**What to produce:**
Check every line of the entries for "voie", and copy the lines that hold it.

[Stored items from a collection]
** Start **

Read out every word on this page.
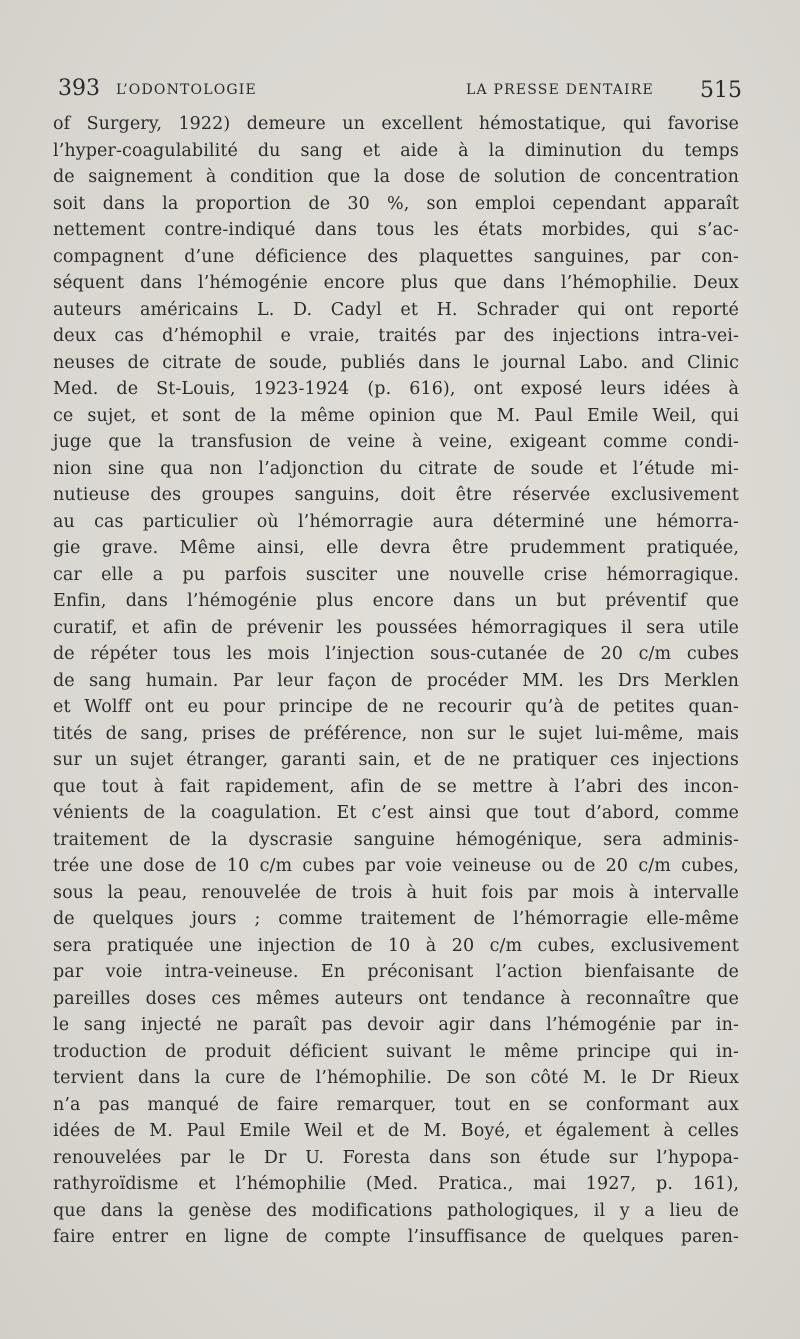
393 L’ODONTOLOGIE	LA PRESSE DENTAIRE 515
of Surgery, 1922) demeure un excellent hémostatique, qui favorise
l’hyper-coagulabilité du sang et aide à la diminution du temps
de saignement à condition que la dose de solution de concentration
soit dans la proportion de 30 %, son emploi cependant apparaît
nettement contre-indiqué dans tous les états morbides, qui s’ac-
compagnent d’une déficience des plaquettes sanguines, par con-
séquent dans l’hémogénie encore plus que dans l’hémophilie. Deux
auteurs américains L. D. Cadyl et H. Schrader qui ont reporté
deux cas d’hémophil e vraie, traités par des injections intra-vei-
neuses de citrate de soude, publiés dans le journal Labo. and Clinic
Med. de St-Louis, 1923-1924 (p. 616), ont exposé leurs idées à
ce sujet, et sont de la même opinion que M. Paul Emile Weil, qui
juge que la transfusion de veine à veine, exigeant comme condi-
nion sine qua non l’adjonction du citrate de soude et l’étude mi-
nutieuse des groupes sanguins, doit être réservée exclusivement
au cas particulier où l’hémorragie aura déterminé une hémorra-
gie grave. Même ainsi, elle devra être prudemment pratiquée,
car elle a pu parfois susciter une nouvelle crise hémorragique.
Enfin, dans l’hémogénie plus encore dans un but préventif que
curatif, et afin de prévenir les poussées hémorragiques il sera utile
de répéter tous les mois l’injection sous-cutanée de 20 c/m cubes
de sang humain. Par leur façon de procéder MM. les Drs Merklen
et Wolff ont eu pour principe de ne recourir qu’à de petites quan-
tités de sang, prises de préférence, non sur le sujet lui-même, mais
sur un sujet étranger, garanti sain, et de ne pratiquer ces injections
que tout à fait rapidement, afin de se mettre à l’abri des incon-
vénients de la coagulation. Et c’est ainsi que tout d’abord, comme
traitement de la dyscrasie sanguine hémogénique, sera adminis-
trée une dose de 10 c/m cubes par voie veineuse ou de 20 c/m cubes,
sous la peau, renouvelée de trois à huit fois par mois à intervalle
de quelques jours ; comme traitement de l’hémorragie elle-même
sera pratiquée une injection de 10 à 20 c/m cubes, exclusivement
par voie intra-veineuse. En préconisant l’action bienfaisante de
pareilles doses ces mêmes auteurs ont tendance à reconnaître que
le sang injecté ne paraît pas devoir agir dans l’hémogénie par in-
troduction de produit déficient suivant le même principe qui in-
tervient dans la cure de l’hémophilie. De son côté M. le Dr Rieux
n’a pas manqué de faire remarquer, tout en se conformant aux
idées de M. Paul Emile Weil et de M. Boyé, et également à celles
renouvelées par le Dr U. Foresta dans son étude sur l’hypopa-
rathyroïdisme et l’hémophilie (Med. Pratica., mai 1927, p. 161),
que dans la genèse des modifications pathologiques, il y a lieu de
faire entrer en ligne de compte l’insuffisance de quelques paren-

** End **

**In response:**
trée une dose de 10 c/m cubes par voie veineuse ou de 20 c/m cubes,
par voie intra-veineuse. En préconisant l’action bienfaisante de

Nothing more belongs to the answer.